• Problem details
Return all of the data exactly as written, without the pictures.

#### The input ####

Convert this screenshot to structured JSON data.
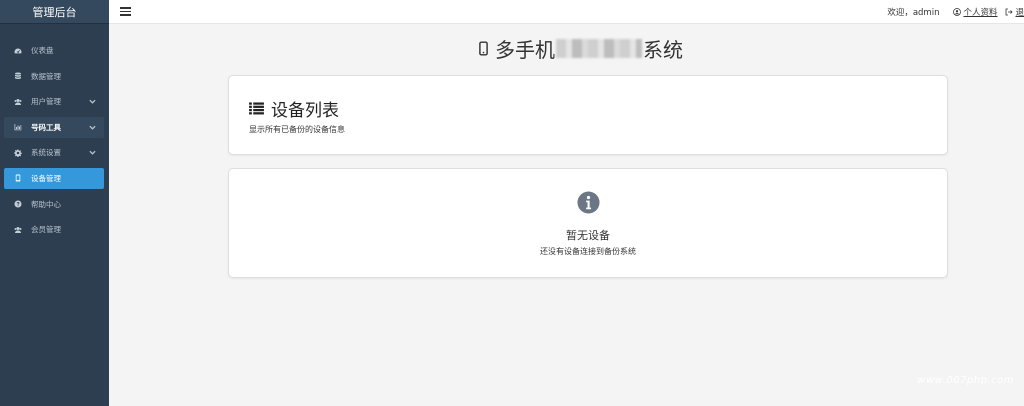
{
  "sidebar": {
    "brand": "管理后台",
    "items": [
      {
        "label": "仪表盘",
        "icon": "dashboard-icon"
      },
      {
        "label": "数据管理",
        "icon": "database-icon"
      },
      {
        "label": "用户管理",
        "icon": "users-icon",
        "has_submenu": true
      },
      {
        "label": "号码工具",
        "icon": "chart-icon",
        "has_submenu": true,
        "state": "open"
      },
      {
        "label": "系统设置",
        "icon": "gear-icon",
        "has_submenu": true
      },
      {
        "label": "设备管理",
        "icon": "mobile-icon",
        "state": "active"
      },
      {
        "label": "帮助中心",
        "icon": "help-icon"
      },
      {
        "label": "会员管理",
        "icon": "users-icon"
      }
    ]
  },
  "topbar": {
    "welcome": "欢迎，admin",
    "profile_label": "个人资料",
    "logout_label": "退"
  },
  "page": {
    "title_prefix": "多手机",
    "title_suffix": "系统"
  },
  "device_list": {
    "title": "设备列表",
    "subtitle": "显示所有已备份的设备信息"
  },
  "empty_state": {
    "title": "暂无设备",
    "description": "还没有设备连接到备份系统"
  },
  "watermark": "www.007php.com",
  "colors": {
    "sidebar_bg": "#2c3e50",
    "active_item": "#3498db",
    "page_bg": "#f4f4f4"
  }
}
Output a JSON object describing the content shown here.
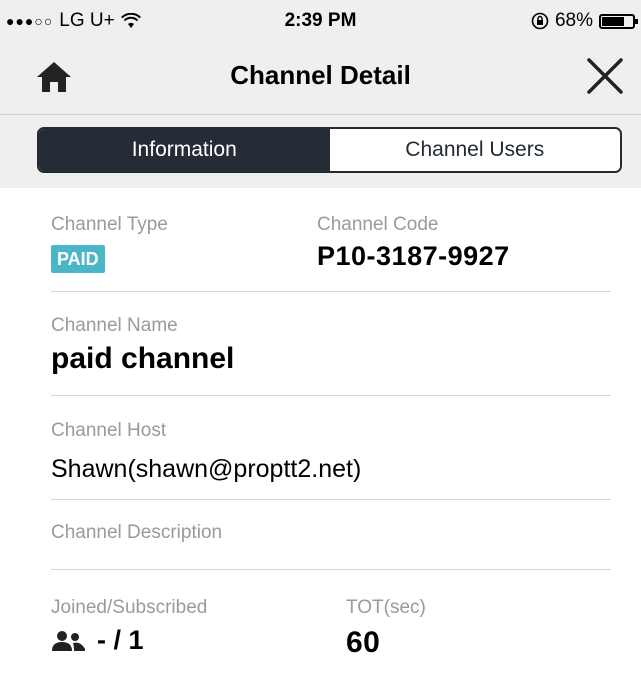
{
  "status": {
    "carrier": "LG U+",
    "time": "2:39 PM",
    "battery": "68%",
    "battery_level": 0.68
  },
  "nav": {
    "title": "Channel Detail",
    "home_icon": "home-icon",
    "close_icon": "close-icon"
  },
  "tabs": [
    {
      "label": "Information",
      "active": true
    },
    {
      "label": "Channel Users",
      "active": false
    }
  ],
  "details": {
    "channel_type_label": "Channel Type",
    "channel_type_value": "PAID",
    "channel_code_label": "Channel Code",
    "channel_code_value": "P10-3187-9927",
    "channel_name_label": "Channel Name",
    "channel_name_value": "paid channel",
    "channel_host_label": "Channel Host",
    "channel_host_value": "Shawn(shawn@proptt2.net)",
    "channel_desc_label": "Channel Description",
    "channel_desc_value": "",
    "joined_label": "Joined/Subscribed",
    "joined_value": "- / 1",
    "tot_label": "TOT(sec)",
    "tot_value": "60"
  },
  "colors": {
    "badge": "#4cb6c9",
    "segment_active": "#252c35"
  }
}
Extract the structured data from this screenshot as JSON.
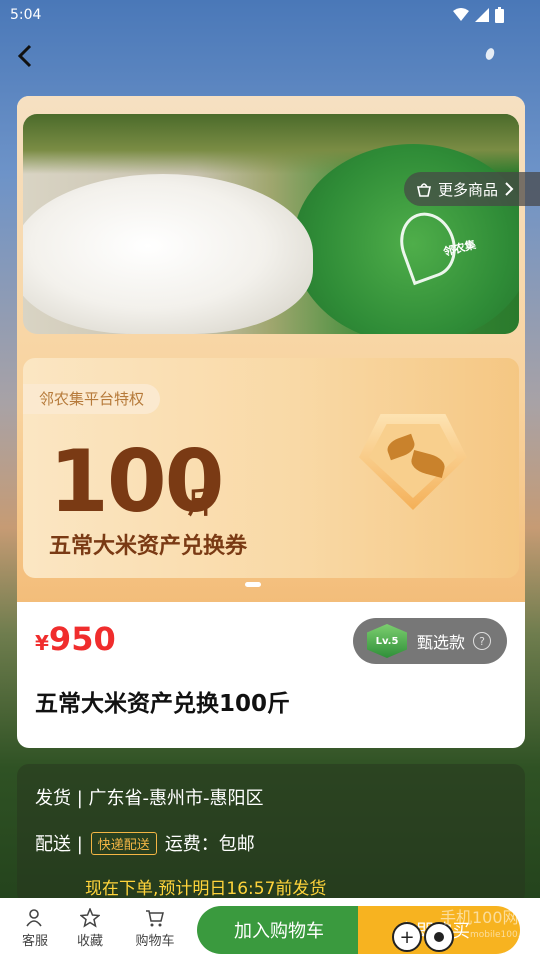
{
  "status_bar": {
    "time": "5:04"
  },
  "banner": {
    "more_products": "更多商品",
    "logo_text": "邻农集",
    "privilege_tag": "邻农集平台特权",
    "amount": "100",
    "unit": "斤",
    "subtitle": "五常大米资产兑换券"
  },
  "product": {
    "currency": "¥",
    "price": "950",
    "selection_label": "甄选款",
    "level_badge": "Lv.5",
    "title": "五常大米资产兑换100斤"
  },
  "shipping": {
    "origin": "发货 | 广东省-惠州市-惠阳区",
    "delivery_prefix": "配送 |",
    "delivery_method": "快递配送",
    "fee": "运费：包邮",
    "estimate": "现在下单,预计明日16:57前发货"
  },
  "bottom_bar": {
    "service": "客服",
    "favorite": "收藏",
    "cart": "购物车",
    "add_to_cart": "加入购物车",
    "buy_now": "立即购买",
    "watermark": "手机100网",
    "watermark_sub": "mobile100.com"
  },
  "colors": {
    "price": "#f02d2d",
    "cart_button": "#3a9a3e",
    "buy_button": "#f7b320"
  }
}
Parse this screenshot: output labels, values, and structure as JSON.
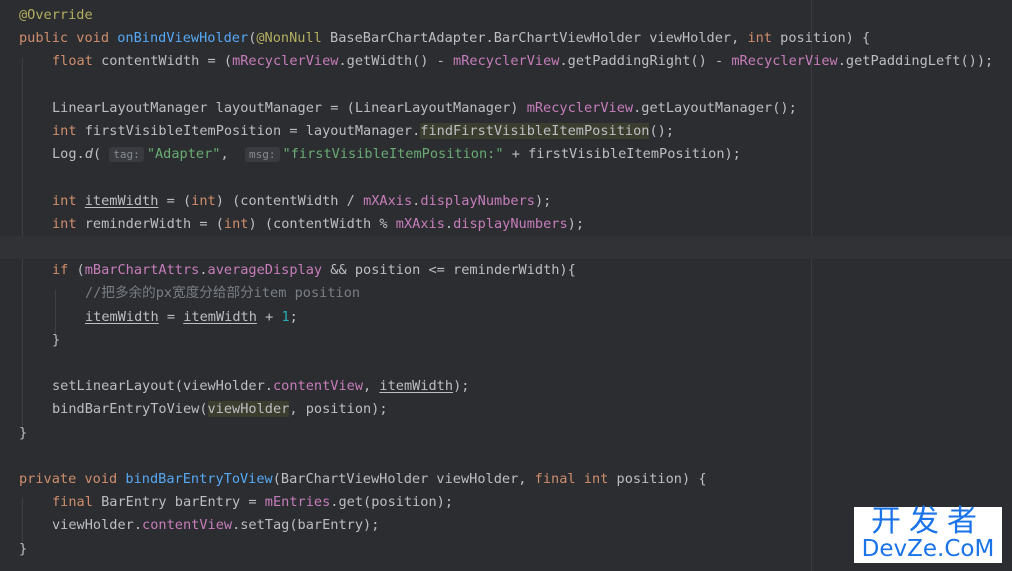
{
  "code": {
    "l1": {
      "annotation": "@Override"
    },
    "l2": {
      "kw1": "public",
      "kw2": "void",
      "method": "onBindViewHolder",
      "p1": "(",
      "ann": "@NonNull",
      "p2": " BaseBarChartAdapter.BarChartViewHolder viewHolder, ",
      "kw3": "int",
      "p3": " position) {"
    },
    "l3": {
      "kw1": "float",
      "p1": " contentWidth = (",
      "f1": "mRecyclerView",
      "p2": ".getWidth() - ",
      "f2": "mRecyclerView",
      "p3": ".getPaddingRight() - ",
      "f3": "mRecyclerView",
      "p4": ".getPaddingLeft());"
    },
    "l5": {
      "p1": "LinearLayoutManager layoutManager = (LinearLayoutManager) ",
      "f1": "mRecyclerView",
      "p2": ".getLayoutManager();"
    },
    "l6": {
      "kw1": "int",
      "p1": " firstVisibleItemPosition = layoutManager.",
      "hl": "findFirstVisibleItemPosition",
      "p2": "();"
    },
    "l7": {
      "p1": "Log.",
      "m": "d",
      "p2": "( ",
      "h1": "tag:",
      "s1": "\"Adapter\"",
      "p3": ",  ",
      "h2": "msg:",
      "s2": "\"firstVisibleItemPosition:\"",
      "p4": " + firstVisibleItemPosition);"
    },
    "l9": {
      "kw1": "int",
      "p0": " ",
      "v": "itemWidth",
      "p1": " = (",
      "kw2": "int",
      "p2": ") (contentWidth / ",
      "f1": "mXAxis",
      "p3": ".",
      "f2": "displayNumbers",
      "p4": ");"
    },
    "l10": {
      "kw1": "int",
      "p1": " reminderWidth = (",
      "kw2": "int",
      "p2": ") (contentWidth % ",
      "f1": "mXAxis",
      "p3": ".",
      "f2": "displayNumbers",
      "p4": ");"
    },
    "l12": {
      "kw1": "if",
      "p1": " (",
      "f1": "mBarChartAttrs",
      "p2": ".",
      "f2": "averageDisplay",
      "p3": " && position <= reminderWidth){"
    },
    "l13": {
      "comment": "//把多余的px宽度分给部分item position"
    },
    "l14": {
      "v1": "itemWidth",
      "p1": " = ",
      "v2": "itemWidth",
      "p2": " + ",
      "n": "1",
      "p3": ";"
    },
    "l15": {
      "p1": "}"
    },
    "l17": {
      "p1": "setLinearLayout(viewHolder.",
      "f1": "contentView",
      "p2": ", ",
      "v": "itemWidth",
      "p3": ");"
    },
    "l18": {
      "p1": "bindBarEntryToView(",
      "hl": "viewHolder",
      "p2": ", position);"
    },
    "l19": {
      "p1": "}"
    },
    "l21": {
      "kw1": "private",
      "kw2": "void",
      "method": "bindBarEntryToView",
      "p1": "(BarChartViewHolder viewHolder, ",
      "kw3": "final",
      "kw4": "int",
      "p2": " position) {"
    },
    "l22": {
      "kw1": "final",
      "p1": " BarEntry barEntry = ",
      "f1": "mEntries",
      "p2": ".get(position);"
    },
    "l23": {
      "p1": "viewHolder.",
      "f1": "contentView",
      "p2": ".setTag(barEntry);"
    },
    "l24": {
      "p1": "}"
    }
  },
  "watermark": {
    "cn": "开发者",
    "en": "DevZe.CoM"
  }
}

####

• Finished task
Convert this screenshot to structured JSON data.
{
  "sidebar": {
    "brand": "管理后台",
    "items": [
      {
        "label": "仪表盘",
        "icon": "dashboard-icon"
      },
      {
        "label": "数据管理",
        "icon": "database-icon"
      },
      {
        "label": "用户管理",
        "icon": "users-icon",
        "has_submenu": true
      },
      {
        "label": "号码工具",
        "icon": "chart-icon",
        "has_submenu": true,
        "state": "open"
      },
      {
        "label": "系统设置",
        "icon": "gear-icon",
        "has_submenu": true
      },
      {
        "label": "设备管理",
        "icon": "mobile-icon",
        "state": "active"
      },
      {
        "label": "帮助中心",
        "icon": "help-icon"
      },
      {
        "label": "会员管理",
        "icon": "users-icon"
      }
    ]
  },
  "topbar": {
    "welcome": "欢迎，admin",
    "profile_label": "个人资料",
    "logout_label": "退"
  },
  "page": {
    "title_prefix": "多手机",
    "title_suffix": "系统"
  },
  "device_list": {
    "title": "设备列表",
    "subtitle": "显示所有已备份的设备信息"
  },
  "empty_state": {
    "title": "暂无设备",
    "description": "还没有设备连接到备份系统"
  },
  "watermark": "www.007php.com",
  "colors": {
    "sidebar_bg": "#2c3e50",
    "active_item": "#3498db",
    "page_bg": "#f4f4f4"
  }
}
Output a JSON object describing the content shown here.
{
  "status": {
    "carrier": "LG U+",
    "time": "2:39 PM",
    "battery": "68%",
    "battery_level": 0.68
  },
  "nav": {
    "title": "Channel Detail",
    "home_icon": "home-icon",
    "close_icon": "close-icon"
  },
  "tabs": [
    {
      "label": "Information",
      "active": true
    },
    {
      "label": "Channel Users",
      "active": false
    }
  ],
  "details": {
    "channel_type_label": "Channel Type",
    "channel_type_value": "PAID",
    "channel_code_label": "Channel Code",
    "channel_code_value": "P10-3187-9927",
    "channel_name_label": "Channel Name",
    "channel_name_value": "paid channel",
    "channel_host_label": "Channel Host",
    "channel_host_value": "Shawn(shawn@proptt2.net)",
    "channel_desc_label": "Channel Description",
    "channel_desc_value": "",
    "joined_label": "Joined/Subscribed",
    "joined_value": "- / 1",
    "tot_label": "TOT(sec)",
    "tot_value": "60"
  },
  "colors": {
    "badge": "#4cb6c9",
    "segment_active": "#252c35"
  }
}
Extract the structured data from this screenshot as JSON.
{
  "status_bar": {
    "time": "5:04"
  },
  "banner": {
    "more_products": "更多商品",
    "logo_text": "邻农集",
    "privilege_tag": "邻农集平台特权",
    "amount": "100",
    "unit": "斤",
    "subtitle": "五常大米资产兑换券"
  },
  "product": {
    "currency": "¥",
    "price": "950",
    "selection_label": "甄选款",
    "level_badge": "Lv.5",
    "title": "五常大米资产兑换100斤"
  },
  "shipping": {
    "origin": "发货 | 广东省-惠州市-惠阳区",
    "delivery_prefix": "配送 |",
    "delivery_method": "快递配送",
    "fee": "运费：包邮",
    "estimate": "现在下单,预计明日16:57前发货"
  },
  "bottom_bar": {
    "service": "客服",
    "favorite": "收藏",
    "cart": "购物车",
    "add_to_cart": "加入购物车",
    "buy_now": "立即购买",
    "watermark": "手机100网",
    "watermark_sub": "mobile100.com"
  },
  "colors": {
    "price": "#f02d2d",
    "cart_button": "#3a9a3e",
    "buy_button": "#f7b320"
  }
}
Parse this screenshot: output labels, values, and structure as JSON.
{
  "code": {
    "l1": {
      "annotation": "@Override"
    },
    "l2": {
      "kw1": "public",
      "kw2": "void",
      "method": "onBindViewHolder",
      "p1": "(",
      "ann": "@NonNull",
      "p2": " BaseBarChartAdapter.BarChartViewHolder viewHolder, ",
      "kw3": "int",
      "p3": " position) {"
    },
    "l3": {
      "kw1": "float",
      "p1": " contentWidth = (",
      "f1": "mRecyclerView",
      "p2": ".getWidth() - ",
      "f2": "mRecyclerView",
      "p3": ".getPaddingRight() - ",
      "f3": "mRecyclerView",
      "p4": ".getPaddingLeft());"
    },
    "l5": {
      "p1": "LinearLayoutManager layoutManager = (LinearLayoutManager) ",
      "f1": "mRecyclerView",
      "p2": ".getLayoutManager();"
    },
    "l6": {
      "kw1": "int",
      "p1": " firstVisibleItemPosition = layoutManager.",
      "hl": "findFirstVisibleItemPosition",
      "p2": "();"
    },
    "l7": {
      "p1": "Log.",
      "m": "d",
      "p2": "( ",
      "h1": "tag:",
      "s1": "\"Adapter\"",
      "p3": ",  ",
      "h2": "msg:",
      "s2": "\"firstVisibleItemPosition:\"",
      "p4": " + firstVisibleItemPosition);"
    },
    "l9": {
      "kw1": "int",
      "p0": " ",
      "v": "itemWidth",
      "p1": " = (",
      "kw2": "int",
      "p2": ") (contentWidth / ",
      "f1": "mXAxis",
      "p3": ".",
      "f2": "displayNumbers",
      "p4": ");"
    },
    "l10": {
      "kw1": "int",
      "p1": " reminderWidth = (",
      "kw2": "int",
      "p2": ") (contentWidth % ",
      "f1": "mXAxis",
      "p3": ".",
      "f2": "displayNumbers",
      "p4": ");"
    },
    "l12": {
      "kw1": "if",
      "p1": " (",
      "f1": "mBarChartAttrs",
      "p2": ".",
      "f2": "averageDisplay",
      "p3": " && position <= reminderWidth){"
    },
    "l13": {
      "comment": "//把多余的px宽度分给部分item position"
    },
    "l14": {
      "v1": "itemWidth",
      "p1": " = ",
      "v2": "itemWidth",
      "p2": " + ",
      "n": "1",
      "p3": ";"
    },
    "l15": {
      "p1": "}"
    },
    "l17": {
      "p1": "setLinearLayout(viewHolder.",
      "f1": "contentView",
      "p2": ", ",
      "v": "itemWidth",
      "p3": ");"
    },
    "l18": {
      "p1": "bindBarEntryToView(",
      "hl": "viewHolder",
      "p2": ", position);"
    },
    "l19": {
      "p1": "}"
    },
    "l21": {
      "kw1": "private",
      "kw2": "void",
      "method": "bindBarEntryToView",
      "p1": "(BarChartViewHolder viewHolder, ",
      "kw3": "final",
      "kw4": "int",
      "p2": " position) {"
    },
    "l22": {
      "kw1": "final",
      "p1": " BarEntry barEntry = ",
      "f1": "mEntries",
      "p2": ".get(position);"
    },
    "l23": {
      "p1": "viewHolder.",
      "f1": "contentView",
      "p2": ".setTag(barEntry);"
    },
    "l24": {
      "p1": "}"
    }
  },
  "watermark": {
    "cn": "开发者",
    "en": "DevZe.CoM"
  }
}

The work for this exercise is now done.